▶ [Your instructions] Look through the listing below and report how many lines contain "Chalmers", as a bare number.

▶ [Task inputs]
..............................

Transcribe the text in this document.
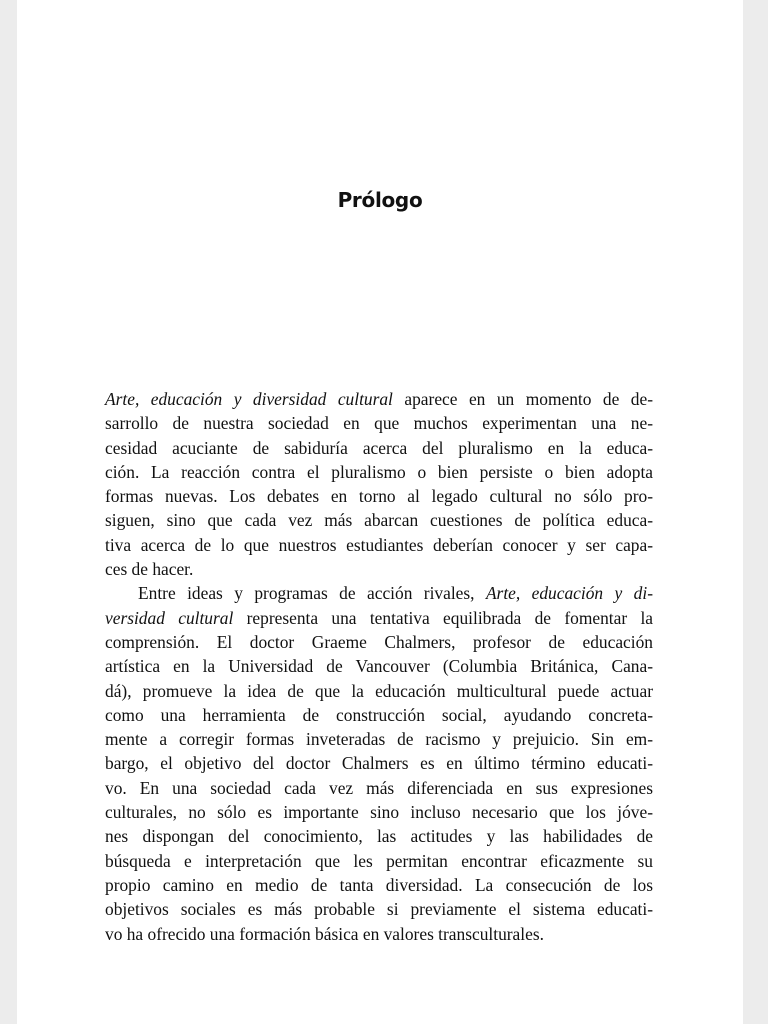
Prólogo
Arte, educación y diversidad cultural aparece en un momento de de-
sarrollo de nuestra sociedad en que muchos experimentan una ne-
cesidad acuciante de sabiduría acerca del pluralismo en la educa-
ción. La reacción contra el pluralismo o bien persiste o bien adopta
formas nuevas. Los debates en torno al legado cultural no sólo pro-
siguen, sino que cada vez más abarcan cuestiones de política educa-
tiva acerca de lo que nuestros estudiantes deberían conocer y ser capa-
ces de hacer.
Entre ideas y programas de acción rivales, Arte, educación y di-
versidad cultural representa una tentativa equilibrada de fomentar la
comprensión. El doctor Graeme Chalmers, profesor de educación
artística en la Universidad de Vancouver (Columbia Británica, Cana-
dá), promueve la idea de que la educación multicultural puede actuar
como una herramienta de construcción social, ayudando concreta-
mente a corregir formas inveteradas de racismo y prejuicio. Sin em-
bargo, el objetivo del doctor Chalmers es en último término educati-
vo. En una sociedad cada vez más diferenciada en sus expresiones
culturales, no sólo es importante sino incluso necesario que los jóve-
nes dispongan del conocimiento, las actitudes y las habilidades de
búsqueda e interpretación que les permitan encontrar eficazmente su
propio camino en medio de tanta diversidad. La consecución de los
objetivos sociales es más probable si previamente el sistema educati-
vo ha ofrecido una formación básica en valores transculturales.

..............................

▶ [The result] 2